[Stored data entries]
- - - - -

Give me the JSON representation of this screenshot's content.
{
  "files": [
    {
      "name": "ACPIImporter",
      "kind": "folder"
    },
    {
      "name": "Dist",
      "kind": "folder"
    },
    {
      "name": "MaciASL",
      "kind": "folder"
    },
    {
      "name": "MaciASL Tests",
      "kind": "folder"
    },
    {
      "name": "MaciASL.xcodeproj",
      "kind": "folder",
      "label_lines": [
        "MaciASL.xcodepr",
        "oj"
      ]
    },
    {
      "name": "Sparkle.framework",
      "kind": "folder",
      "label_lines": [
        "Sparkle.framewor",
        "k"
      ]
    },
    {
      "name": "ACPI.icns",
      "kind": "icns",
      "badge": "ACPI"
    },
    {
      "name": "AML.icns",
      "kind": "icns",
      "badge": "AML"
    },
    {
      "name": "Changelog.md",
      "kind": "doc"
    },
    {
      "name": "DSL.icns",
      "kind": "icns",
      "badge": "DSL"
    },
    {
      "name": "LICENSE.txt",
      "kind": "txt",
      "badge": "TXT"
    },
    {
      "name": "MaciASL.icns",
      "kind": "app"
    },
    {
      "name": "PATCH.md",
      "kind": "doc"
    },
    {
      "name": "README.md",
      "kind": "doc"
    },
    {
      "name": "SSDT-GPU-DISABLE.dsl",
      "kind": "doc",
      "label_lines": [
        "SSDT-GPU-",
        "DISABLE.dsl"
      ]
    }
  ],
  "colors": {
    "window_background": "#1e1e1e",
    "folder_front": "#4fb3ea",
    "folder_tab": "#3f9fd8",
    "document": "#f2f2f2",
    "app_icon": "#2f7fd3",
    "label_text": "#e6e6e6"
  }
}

- - - - -

| What the task asks |
Transcribe the data above in full, exactly.

| Written response |
Give me the JSON representation of this screenshot's content.
{
  "files": [
    {
      "name": "ACPIImporter",
      "kind": "folder"
    },
    {
      "name": "Dist",
      "kind": "folder"
    },
    {
      "name": "MaciASL",
      "kind": "folder"
    },
    {
      "name": "MaciASL Tests",
      "kind": "folder"
    },
    {
      "name": "MaciASL.xcodeproj",
      "kind": "folder",
      "label_lines": [
        "MaciASL.xcodepr",
        "oj"
      ]
    },
    {
      "name": "Sparkle.framework",
      "kind": "folder",
      "label_lines": [
        "Sparkle.framewor",
        "k"
      ]
    },
    {
      "name": "ACPI.icns",
      "kind": "icns",
      "badge": "ACPI"
    },
    {
      "name": "AML.icns",
      "kind": "icns",
      "badge": "AML"
    },
    {
      "name": "Changelog.md",
      "kind": "doc"
    },
    {
      "name": "DSL.icns",
      "kind": "icns",
      "badge": "DSL"
    },
    {
      "name": "LICENSE.txt",
      "kind": "txt",
      "badge": "TXT"
    },
    {
      "name": "MaciASL.icns",
      "kind": "app"
    },
    {
      "name": "PATCH.md",
      "kind": "doc"
    },
    {
      "name": "README.md",
      "kind": "doc"
    },
    {
      "name": "SSDT-GPU-DISABLE.dsl",
      "kind": "doc",
      "label_lines": [
        "SSDT-GPU-",
        "DISABLE.dsl"
      ]
    }
  ],
  "colors": {
    "window_background": "#1e1e1e",
    "folder_front": "#4fb3ea",
    "folder_tab": "#3f9fd8",
    "document": "#f2f2f2",
    "app_icon": "#2f7fd3",
    "label_text": "#e6e6e6"
  }
}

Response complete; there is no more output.